* **Instructions to follow**
Using the ATP8A2 introduction below, decide whether each statement agrees with it. Answer yes or no for each, and quote the words of the introduction that decide it.
1. The P4-ATPase encoded by ATP8A2 forms a complex with CDC50A.
2. The complex moves phospholipids from the inner cytoplasmic layer of the membrane to the outer layer.
3. Exoplasmic PS plays a role in blood coagulation.

Provided text Block Start

Introduction

Biallelic mutations in ATPase, class 1, type 8 A, member 2 (ATP8A2) (MIM:605870) cause cerebellar ataxia, impaired intellectual development, and disequilibrium syndrome 4 (CAMRQ4, MIM:615268). The classic presentation of CAMRQ4 is characterized by intellectual disability, ataxia, dysarthria, and occasionally quadrupedal gait [1]. However, the spectrum of phenotypes caused by ATP8A2 loss of function is variable due to the broad expression pattern of this gene in the brain and eyes.

ATP8A2 encodes a P4-ATPase that forms a complex with CDC50A to translocate phospholipids phosphatidylserine (PS) and phosphatidylethanolamine (PE) from the outer (exoplasmic) layer of the membrane to the inner cytoplasmic layer, thus maintaining asymmetry in the composition of the lipid bilayer [2,3,4]. Phospholipid asymmetry confers different structural and functional properties to the outer and inner sides of the plasma membrane [5]. For example, PS in the exoplasmic layer of the cell membrane triggers phagocytosis of apoptotic cells controlling cell survival [6, 7]. In addition to apoptosis, exoplasmic PS is also known to play a vital role in physiological processes including blood coagulation [8] and myotube formation [9].

Provided text Block End
Given data Block Start

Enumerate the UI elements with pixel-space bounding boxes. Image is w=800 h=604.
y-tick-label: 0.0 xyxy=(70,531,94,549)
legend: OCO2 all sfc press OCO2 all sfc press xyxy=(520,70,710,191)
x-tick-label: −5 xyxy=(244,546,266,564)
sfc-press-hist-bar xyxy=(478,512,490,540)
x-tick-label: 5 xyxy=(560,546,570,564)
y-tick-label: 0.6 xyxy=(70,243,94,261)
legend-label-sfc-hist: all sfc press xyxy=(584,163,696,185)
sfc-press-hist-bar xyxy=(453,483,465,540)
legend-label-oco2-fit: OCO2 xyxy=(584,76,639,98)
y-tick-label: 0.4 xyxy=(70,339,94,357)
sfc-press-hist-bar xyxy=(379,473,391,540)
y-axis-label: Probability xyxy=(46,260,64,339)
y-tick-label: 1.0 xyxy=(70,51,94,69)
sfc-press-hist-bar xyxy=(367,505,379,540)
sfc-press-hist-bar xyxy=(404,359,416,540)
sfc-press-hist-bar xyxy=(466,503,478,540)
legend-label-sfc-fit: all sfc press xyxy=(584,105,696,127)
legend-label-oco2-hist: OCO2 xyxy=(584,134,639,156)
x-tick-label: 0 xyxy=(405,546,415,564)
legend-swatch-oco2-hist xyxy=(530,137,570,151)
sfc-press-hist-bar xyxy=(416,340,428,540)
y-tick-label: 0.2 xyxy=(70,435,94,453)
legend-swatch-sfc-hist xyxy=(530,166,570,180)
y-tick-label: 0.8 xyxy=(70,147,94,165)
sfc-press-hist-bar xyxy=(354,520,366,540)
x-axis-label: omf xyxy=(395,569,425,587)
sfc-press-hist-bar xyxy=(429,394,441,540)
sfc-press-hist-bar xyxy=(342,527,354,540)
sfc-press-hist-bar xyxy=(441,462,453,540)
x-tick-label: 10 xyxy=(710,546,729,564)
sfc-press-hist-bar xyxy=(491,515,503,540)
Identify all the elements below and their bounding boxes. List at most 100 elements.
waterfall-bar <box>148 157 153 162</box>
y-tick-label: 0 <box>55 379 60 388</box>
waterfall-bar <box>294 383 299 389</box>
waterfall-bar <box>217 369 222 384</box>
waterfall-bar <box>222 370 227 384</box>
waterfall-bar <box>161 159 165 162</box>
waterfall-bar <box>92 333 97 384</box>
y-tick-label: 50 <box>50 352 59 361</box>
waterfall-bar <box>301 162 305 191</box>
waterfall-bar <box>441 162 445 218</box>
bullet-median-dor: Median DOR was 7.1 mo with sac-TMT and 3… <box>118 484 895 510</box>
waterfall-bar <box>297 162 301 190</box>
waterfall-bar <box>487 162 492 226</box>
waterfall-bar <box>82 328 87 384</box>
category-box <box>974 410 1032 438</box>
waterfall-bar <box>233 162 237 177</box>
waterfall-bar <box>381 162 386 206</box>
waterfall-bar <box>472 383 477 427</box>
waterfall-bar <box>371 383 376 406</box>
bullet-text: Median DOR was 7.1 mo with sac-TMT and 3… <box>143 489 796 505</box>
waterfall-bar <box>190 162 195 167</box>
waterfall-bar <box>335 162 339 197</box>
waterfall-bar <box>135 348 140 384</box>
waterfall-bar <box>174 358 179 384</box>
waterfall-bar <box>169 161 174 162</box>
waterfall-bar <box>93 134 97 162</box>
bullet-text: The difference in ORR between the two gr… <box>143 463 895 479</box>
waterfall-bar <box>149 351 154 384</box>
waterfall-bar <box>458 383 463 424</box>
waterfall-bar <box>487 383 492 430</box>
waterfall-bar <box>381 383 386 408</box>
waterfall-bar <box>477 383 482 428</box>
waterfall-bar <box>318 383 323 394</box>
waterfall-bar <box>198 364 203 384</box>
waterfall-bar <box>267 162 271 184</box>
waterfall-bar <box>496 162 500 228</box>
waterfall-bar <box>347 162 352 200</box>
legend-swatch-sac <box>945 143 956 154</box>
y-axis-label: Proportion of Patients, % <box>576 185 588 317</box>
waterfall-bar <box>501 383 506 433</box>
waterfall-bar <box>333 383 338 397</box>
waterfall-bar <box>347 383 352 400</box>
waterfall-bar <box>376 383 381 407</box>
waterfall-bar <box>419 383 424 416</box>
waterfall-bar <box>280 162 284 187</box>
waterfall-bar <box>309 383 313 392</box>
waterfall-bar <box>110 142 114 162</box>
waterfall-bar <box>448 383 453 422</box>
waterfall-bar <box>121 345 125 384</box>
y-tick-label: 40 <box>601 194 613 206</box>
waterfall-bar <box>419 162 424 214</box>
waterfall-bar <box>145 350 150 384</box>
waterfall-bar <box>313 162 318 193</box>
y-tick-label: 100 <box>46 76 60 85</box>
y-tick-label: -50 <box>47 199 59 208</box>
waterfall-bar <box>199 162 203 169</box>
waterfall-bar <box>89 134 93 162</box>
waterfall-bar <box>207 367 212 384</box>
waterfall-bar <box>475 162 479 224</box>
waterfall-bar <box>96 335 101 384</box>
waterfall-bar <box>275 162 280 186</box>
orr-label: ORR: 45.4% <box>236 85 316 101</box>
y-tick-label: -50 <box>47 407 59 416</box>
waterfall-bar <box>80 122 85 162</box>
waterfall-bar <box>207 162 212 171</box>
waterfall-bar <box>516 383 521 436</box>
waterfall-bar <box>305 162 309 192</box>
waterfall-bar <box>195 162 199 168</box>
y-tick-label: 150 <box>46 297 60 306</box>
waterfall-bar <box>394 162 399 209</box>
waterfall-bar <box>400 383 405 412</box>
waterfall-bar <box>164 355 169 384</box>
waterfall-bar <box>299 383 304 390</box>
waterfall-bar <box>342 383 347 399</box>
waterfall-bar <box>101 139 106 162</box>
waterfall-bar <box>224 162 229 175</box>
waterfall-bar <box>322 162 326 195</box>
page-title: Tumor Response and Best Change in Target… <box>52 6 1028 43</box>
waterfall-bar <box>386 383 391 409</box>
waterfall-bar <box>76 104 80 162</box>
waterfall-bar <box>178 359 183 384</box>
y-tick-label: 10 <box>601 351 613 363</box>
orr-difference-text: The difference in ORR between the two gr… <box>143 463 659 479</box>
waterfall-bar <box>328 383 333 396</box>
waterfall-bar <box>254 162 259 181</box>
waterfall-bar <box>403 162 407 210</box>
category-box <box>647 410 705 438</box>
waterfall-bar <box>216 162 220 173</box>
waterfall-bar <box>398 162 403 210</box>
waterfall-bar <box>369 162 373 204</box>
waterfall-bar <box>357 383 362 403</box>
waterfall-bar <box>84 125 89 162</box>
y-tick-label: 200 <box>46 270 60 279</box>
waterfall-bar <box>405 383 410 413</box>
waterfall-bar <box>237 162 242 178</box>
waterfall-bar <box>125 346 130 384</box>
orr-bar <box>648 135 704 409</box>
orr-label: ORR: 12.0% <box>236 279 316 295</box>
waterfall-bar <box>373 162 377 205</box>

Given data Block End

* **Response to this task**
1. Yes: "ATP8A2 encodes a P4-ATPase that forms a complex with CDC50A"
2. No: "from the outer (exoplasmic) layer of the membrane to the inner cytoplasmic layer"
3. Yes: "exoplasmic PS is also known to play a vital role in physiological processes including blood coagulation"